Data excerpts
_ _ _ _ _ _ _

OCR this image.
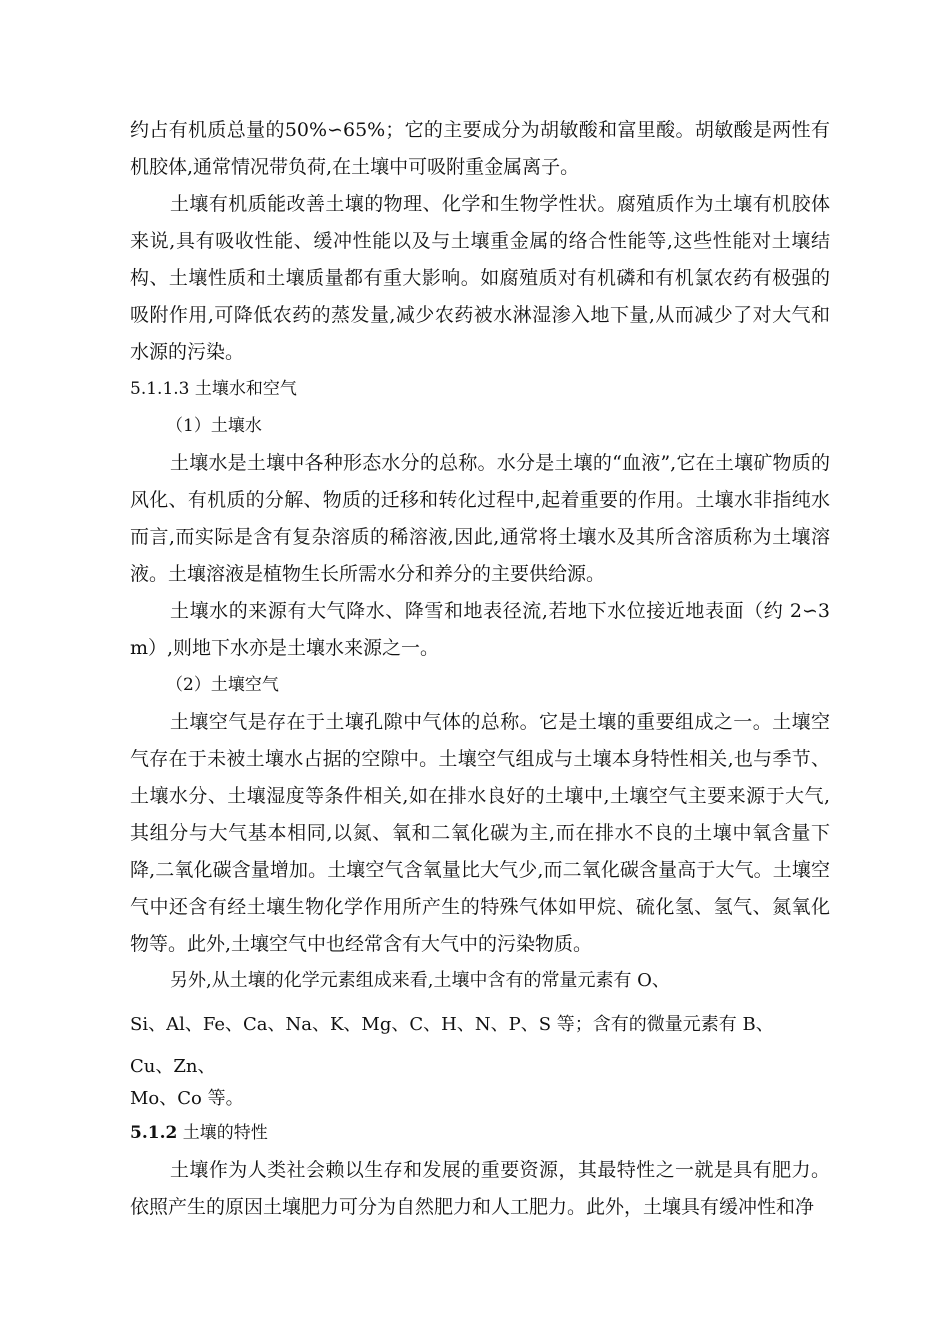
约占有机质总量的50%∽65%；它的主要成分为胡敏酸和富里酸。胡敏酸是两性有机胶体,通常情况带负荷,在土壤中可吸附重金属离子。

土壤有机质能改善土壤的物理、化学和生物学性状。腐殖质作为土壤有机胶体来说,具有吸收性能、缓冲性能以及与土壤重金属的络合性能等,这些性能对土壤结构、土壤性质和土壤质量都有重大影响。如腐殖质对有机磷和有机氯农药有极强的吸附作用,可降低农药的蒸发量,减少农药被水淋湿渗入地下量,从而减少了对大气和水源的污染。

5.1.1.3 土壤水和空气

（1）土壤水

土壤水是土壤中各种形态水分的总称。水分是土壤的“血液”,它在土壤矿物质的风化、有机质的分解、物质的迁移和转化过程中,起着重要的作用。土壤水非指纯水而言,而实际是含有复杂溶质的稀溶液,因此,通常将土壤水及其所含溶质称为土壤溶液。土壤溶液是植物生长所需水分和养分的主要供给源。

土壤水的来源有大气降水、降雪和地表径流,若地下水位接近地表面（约 2∽3m）,则地下水亦是土壤水来源之一。

（2）土壤空气

土壤空气是存在于土壤孔隙中气体的总称。它是土壤的重要组成之一。土壤空气存在于未被土壤水占据的空隙中。土壤空气组成与土壤本身特性相关,也与季节、土壤水分、土壤湿度等条件相关,如在排水良好的土壤中,土壤空气主要来源于大气,其组分与大气基本相同,以氮、氧和二氧化碳为主,而在排水不良的土壤中氧含量下降,二氧化碳含量增加。土壤空气含氧量比大气少,而二氧化碳含量高于大气。土壤空气中还含有经土壤生物化学作用所产生的特殊气体如甲烷、硫化氢、氢气、氮氧化物等。此外,土壤空气中也经常含有大气中的污染物质。

另外,从土壤的化学元素组成来看,土壤中含有的常量元素有 O、

Si、Al、Fe、Ca、Na、K、Mg、C、H、N、P、S 等；含有的微量元素有 B、

Cu、Zn、

Mo、Co 等。

5.1.2 土壤的特性

土壤作为人类社会赖以生存和发展的重要资源，其最特性之一就是具有肥力。依照产生的原因土壤肥力可分为自然肥力和人工肥力。此外，土壤具有缓冲性和净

_ _ _ _ _ _ _

:: What is expected ::
Make an exact copy of the data above, pictures excluded.

:: Completed task ::
OCR this image.
约占有机质总量的50%∽65%；它的主要成分为胡敏酸和富里酸。胡敏酸是两性有机胶体,通常情况带负荷,在土壤中可吸附重金属离子。

土壤有机质能改善土壤的物理、化学和生物学性状。腐殖质作为土壤有机胶体来说,具有吸收性能、缓冲性能以及与土壤重金属的络合性能等,这些性能对土壤结构、土壤性质和土壤质量都有重大影响。如腐殖质对有机磷和有机氯农药有极强的吸附作用,可降低农药的蒸发量,减少农药被水淋湿渗入地下量,从而减少了对大气和水源的污染。

5.1.1.3 土壤水和空气

（1）土壤水

土壤水是土壤中各种形态水分的总称。水分是土壤的“血液”,它在土壤矿物质的风化、有机质的分解、物质的迁移和转化过程中,起着重要的作用。土壤水非指纯水而言,而实际是含有复杂溶质的稀溶液,因此,通常将土壤水及其所含溶质称为土壤溶液。土壤溶液是植物生长所需水分和养分的主要供给源。

土壤水的来源有大气降水、降雪和地表径流,若地下水位接近地表面（约 2∽3m）,则地下水亦是土壤水来源之一。

（2）土壤空气

土壤空气是存在于土壤孔隙中气体的总称。它是土壤的重要组成之一。土壤空气存在于未被土壤水占据的空隙中。土壤空气组成与土壤本身特性相关,也与季节、土壤水分、土壤湿度等条件相关,如在排水良好的土壤中,土壤空气主要来源于大气,其组分与大气基本相同,以氮、氧和二氧化碳为主,而在排水不良的土壤中氧含量下降,二氧化碳含量增加。土壤空气含氧量比大气少,而二氧化碳含量高于大气。土壤空气中还含有经土壤生物化学作用所产生的特殊气体如甲烷、硫化氢、氢气、氮氧化物等。此外,土壤空气中也经常含有大气中的污染物质。

另外,从土壤的化学元素组成来看,土壤中含有的常量元素有 O、

Si、Al、Fe、Ca、Na、K、Mg、C、H、N、P、S 等；含有的微量元素有 B、

Cu、Zn、

Mo、Co 等。

5.1.2 土壤的特性

土壤作为人类社会赖以生存和发展的重要资源，其最特性之一就是具有肥力。依照产生的原因土壤肥力可分为自然肥力和人工肥力。此外，土壤具有缓冲性和净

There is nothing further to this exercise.